## REQUIRED TASK
Pull out every line from the listing that has the word "output".

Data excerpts

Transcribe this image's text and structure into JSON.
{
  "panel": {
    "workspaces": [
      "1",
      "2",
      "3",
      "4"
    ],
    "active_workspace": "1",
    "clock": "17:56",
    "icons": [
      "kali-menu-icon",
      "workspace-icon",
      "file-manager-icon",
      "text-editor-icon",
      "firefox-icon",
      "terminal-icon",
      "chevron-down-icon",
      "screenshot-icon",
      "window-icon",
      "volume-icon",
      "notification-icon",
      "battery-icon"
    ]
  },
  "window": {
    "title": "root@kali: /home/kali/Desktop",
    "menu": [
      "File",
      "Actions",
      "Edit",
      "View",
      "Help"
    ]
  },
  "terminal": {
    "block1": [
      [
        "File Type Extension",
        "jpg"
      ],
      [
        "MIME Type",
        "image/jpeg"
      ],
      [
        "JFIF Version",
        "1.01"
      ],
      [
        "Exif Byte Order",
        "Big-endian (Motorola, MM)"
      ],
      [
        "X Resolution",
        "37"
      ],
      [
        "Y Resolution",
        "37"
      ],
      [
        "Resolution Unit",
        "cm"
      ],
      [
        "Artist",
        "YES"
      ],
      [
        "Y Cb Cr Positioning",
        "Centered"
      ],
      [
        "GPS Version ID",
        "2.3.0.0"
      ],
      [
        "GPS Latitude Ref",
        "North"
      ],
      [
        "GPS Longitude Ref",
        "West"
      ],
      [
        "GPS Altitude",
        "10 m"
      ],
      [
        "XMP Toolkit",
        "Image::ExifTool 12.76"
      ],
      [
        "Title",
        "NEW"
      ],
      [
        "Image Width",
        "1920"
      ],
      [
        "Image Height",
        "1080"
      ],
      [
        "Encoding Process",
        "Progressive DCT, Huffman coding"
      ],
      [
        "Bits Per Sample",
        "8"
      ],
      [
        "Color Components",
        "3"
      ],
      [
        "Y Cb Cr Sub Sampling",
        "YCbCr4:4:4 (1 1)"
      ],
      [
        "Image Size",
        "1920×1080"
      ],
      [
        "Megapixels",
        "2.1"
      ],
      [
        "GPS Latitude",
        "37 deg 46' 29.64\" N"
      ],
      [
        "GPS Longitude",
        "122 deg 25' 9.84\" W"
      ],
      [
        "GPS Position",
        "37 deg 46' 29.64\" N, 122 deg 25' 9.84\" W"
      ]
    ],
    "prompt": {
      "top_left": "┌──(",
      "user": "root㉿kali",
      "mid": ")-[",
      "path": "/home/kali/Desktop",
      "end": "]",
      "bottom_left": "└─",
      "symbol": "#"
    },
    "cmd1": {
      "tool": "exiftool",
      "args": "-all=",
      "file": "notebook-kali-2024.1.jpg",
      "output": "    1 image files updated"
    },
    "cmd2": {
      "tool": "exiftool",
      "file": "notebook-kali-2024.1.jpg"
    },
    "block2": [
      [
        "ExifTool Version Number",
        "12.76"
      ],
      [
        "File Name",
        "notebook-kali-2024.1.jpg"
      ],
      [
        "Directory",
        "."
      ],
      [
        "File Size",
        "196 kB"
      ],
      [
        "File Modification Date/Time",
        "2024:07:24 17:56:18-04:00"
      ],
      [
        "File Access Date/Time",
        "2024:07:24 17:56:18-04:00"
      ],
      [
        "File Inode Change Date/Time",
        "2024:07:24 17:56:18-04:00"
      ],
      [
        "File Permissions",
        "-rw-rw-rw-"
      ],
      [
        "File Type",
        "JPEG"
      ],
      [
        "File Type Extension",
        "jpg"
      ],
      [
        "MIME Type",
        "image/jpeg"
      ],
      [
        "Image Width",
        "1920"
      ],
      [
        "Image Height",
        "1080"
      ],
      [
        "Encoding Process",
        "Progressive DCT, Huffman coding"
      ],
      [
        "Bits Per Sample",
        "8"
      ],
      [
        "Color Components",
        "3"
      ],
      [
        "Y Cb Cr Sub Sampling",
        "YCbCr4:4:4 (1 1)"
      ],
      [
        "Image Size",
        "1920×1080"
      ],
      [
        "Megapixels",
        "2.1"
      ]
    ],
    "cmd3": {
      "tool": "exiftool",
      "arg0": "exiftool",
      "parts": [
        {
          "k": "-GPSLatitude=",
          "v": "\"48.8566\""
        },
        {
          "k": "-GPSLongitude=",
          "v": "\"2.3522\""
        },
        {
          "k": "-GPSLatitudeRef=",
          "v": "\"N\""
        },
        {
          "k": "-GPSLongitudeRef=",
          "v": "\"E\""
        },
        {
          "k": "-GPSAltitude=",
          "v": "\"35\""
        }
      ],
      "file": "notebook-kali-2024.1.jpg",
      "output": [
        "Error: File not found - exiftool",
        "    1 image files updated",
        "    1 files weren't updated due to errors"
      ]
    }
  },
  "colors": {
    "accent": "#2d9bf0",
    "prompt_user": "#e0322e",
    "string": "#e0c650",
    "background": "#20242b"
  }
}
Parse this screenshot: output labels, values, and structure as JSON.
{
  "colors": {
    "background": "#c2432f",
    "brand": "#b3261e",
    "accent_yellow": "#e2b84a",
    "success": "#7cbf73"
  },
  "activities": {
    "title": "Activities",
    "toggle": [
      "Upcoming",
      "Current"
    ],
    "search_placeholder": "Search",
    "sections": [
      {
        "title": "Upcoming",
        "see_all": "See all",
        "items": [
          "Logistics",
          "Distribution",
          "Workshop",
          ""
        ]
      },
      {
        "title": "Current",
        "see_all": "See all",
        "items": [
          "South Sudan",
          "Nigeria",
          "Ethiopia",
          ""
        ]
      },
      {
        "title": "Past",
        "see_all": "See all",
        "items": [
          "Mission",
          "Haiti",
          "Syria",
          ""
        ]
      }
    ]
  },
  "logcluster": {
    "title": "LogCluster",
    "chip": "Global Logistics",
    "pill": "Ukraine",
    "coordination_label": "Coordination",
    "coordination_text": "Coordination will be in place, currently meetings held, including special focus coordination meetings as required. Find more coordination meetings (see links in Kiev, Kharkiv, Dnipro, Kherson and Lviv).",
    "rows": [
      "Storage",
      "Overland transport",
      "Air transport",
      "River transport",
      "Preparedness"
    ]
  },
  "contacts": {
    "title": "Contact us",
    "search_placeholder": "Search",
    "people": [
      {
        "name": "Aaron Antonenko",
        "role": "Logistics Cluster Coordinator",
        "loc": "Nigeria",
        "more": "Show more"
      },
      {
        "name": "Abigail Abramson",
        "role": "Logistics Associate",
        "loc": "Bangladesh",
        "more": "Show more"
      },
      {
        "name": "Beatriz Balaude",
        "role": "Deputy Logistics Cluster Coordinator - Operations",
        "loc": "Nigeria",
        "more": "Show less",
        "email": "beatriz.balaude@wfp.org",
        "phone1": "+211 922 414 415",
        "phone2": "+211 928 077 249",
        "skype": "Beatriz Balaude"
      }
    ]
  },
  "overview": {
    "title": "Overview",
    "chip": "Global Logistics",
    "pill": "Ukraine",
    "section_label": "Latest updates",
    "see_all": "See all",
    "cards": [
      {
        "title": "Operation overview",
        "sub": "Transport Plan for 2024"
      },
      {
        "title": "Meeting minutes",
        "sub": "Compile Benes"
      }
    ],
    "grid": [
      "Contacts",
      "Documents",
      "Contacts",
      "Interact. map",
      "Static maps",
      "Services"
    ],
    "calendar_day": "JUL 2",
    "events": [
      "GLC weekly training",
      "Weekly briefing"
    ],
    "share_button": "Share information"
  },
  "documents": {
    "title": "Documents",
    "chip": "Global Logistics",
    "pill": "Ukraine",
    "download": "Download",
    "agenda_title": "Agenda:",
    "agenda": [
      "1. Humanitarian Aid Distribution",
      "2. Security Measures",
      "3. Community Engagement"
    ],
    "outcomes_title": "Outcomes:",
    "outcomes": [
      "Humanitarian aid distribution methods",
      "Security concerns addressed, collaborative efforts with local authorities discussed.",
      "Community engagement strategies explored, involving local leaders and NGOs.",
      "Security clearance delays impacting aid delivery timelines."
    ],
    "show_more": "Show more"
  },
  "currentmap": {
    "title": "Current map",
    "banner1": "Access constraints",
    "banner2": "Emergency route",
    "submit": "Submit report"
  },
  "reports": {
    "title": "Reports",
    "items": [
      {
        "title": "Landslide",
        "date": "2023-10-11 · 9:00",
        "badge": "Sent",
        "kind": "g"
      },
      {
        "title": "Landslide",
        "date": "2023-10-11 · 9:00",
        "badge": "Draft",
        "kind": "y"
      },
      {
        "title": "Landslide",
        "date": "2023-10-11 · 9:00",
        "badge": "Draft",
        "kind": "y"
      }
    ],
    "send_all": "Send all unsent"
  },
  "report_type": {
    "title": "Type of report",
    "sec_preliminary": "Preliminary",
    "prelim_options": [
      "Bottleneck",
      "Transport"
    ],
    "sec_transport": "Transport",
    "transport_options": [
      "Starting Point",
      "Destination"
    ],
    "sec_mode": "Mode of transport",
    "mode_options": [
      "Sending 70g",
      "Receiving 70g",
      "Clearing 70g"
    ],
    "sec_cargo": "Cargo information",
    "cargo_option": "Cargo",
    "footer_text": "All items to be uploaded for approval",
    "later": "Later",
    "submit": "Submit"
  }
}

## WRITTEN REPLY
      "output": "    1 image files updated"
      "output": [
Parse this screenshot: output labels, values, and structure as JSON.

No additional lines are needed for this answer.